- **TASK DATA**
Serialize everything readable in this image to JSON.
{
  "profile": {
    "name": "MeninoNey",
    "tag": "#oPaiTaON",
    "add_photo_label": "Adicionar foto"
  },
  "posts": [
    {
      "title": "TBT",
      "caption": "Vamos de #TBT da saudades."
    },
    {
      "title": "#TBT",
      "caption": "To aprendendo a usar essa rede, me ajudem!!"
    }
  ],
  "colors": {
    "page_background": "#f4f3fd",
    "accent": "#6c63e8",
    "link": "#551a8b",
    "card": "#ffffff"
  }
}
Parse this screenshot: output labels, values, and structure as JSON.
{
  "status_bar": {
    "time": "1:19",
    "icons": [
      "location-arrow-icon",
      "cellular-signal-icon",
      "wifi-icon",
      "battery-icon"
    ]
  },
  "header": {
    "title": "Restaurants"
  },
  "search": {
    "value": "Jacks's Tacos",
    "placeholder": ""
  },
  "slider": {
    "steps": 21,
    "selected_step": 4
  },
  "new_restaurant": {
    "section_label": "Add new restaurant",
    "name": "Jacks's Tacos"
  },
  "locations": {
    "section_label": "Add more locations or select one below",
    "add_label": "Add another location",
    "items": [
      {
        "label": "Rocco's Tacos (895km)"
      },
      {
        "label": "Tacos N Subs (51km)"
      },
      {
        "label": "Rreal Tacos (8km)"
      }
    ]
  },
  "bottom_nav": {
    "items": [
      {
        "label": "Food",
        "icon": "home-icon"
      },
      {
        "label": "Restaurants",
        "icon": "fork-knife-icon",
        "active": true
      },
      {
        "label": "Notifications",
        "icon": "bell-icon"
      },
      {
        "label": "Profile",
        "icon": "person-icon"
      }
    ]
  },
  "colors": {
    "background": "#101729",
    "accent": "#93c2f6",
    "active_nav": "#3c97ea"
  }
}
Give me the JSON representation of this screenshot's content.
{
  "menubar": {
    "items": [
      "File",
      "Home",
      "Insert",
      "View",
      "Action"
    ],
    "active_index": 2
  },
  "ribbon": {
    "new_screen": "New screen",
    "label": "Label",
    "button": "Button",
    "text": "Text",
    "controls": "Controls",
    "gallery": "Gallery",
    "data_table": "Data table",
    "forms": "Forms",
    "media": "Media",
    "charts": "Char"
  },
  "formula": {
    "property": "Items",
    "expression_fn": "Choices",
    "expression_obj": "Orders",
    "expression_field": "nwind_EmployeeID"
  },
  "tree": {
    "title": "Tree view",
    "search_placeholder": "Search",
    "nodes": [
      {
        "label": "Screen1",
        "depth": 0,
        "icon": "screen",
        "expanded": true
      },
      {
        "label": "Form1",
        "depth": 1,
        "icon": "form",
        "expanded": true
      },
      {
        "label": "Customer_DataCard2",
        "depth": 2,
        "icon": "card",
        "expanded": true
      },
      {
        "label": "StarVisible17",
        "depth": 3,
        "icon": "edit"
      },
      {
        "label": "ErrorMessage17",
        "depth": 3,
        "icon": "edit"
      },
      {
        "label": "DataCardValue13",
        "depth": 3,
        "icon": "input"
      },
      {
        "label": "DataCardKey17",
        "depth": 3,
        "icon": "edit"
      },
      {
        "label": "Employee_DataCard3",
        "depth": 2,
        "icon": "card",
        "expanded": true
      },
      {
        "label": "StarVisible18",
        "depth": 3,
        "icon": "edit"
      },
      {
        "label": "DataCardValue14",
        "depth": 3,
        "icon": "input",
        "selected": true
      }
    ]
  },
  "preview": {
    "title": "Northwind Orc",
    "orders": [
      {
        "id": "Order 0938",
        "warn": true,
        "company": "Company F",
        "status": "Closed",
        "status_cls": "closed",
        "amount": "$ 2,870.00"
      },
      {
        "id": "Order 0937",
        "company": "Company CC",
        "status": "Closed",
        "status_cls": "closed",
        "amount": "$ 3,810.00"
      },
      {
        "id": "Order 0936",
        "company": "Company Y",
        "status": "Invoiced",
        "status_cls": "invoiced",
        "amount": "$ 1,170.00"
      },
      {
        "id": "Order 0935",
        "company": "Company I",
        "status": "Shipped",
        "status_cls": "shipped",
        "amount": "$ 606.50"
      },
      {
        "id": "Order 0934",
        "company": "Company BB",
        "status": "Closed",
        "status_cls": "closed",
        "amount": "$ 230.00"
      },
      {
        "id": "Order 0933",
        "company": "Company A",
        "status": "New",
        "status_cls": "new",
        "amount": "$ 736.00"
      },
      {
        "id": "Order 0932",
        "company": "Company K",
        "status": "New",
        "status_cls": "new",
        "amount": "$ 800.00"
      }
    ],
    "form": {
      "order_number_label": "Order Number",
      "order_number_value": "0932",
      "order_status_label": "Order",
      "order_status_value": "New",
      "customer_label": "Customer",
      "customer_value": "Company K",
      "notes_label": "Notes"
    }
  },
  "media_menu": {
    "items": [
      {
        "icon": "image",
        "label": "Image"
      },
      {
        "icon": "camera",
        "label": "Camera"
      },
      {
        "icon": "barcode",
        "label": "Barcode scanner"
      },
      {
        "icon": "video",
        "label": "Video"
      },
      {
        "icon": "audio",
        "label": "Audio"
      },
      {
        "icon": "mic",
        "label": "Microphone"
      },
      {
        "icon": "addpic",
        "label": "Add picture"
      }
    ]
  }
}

- **DO THIS**
Scan the records above for the string "title", then select every line that holds it.

- **OUTPUT OF THE EXERCISE**
      "title": "TBT",
      "title": "#TBT",
    "title": "Restaurants"
    "title": "Tree view",
    "title": "Northwind Orc",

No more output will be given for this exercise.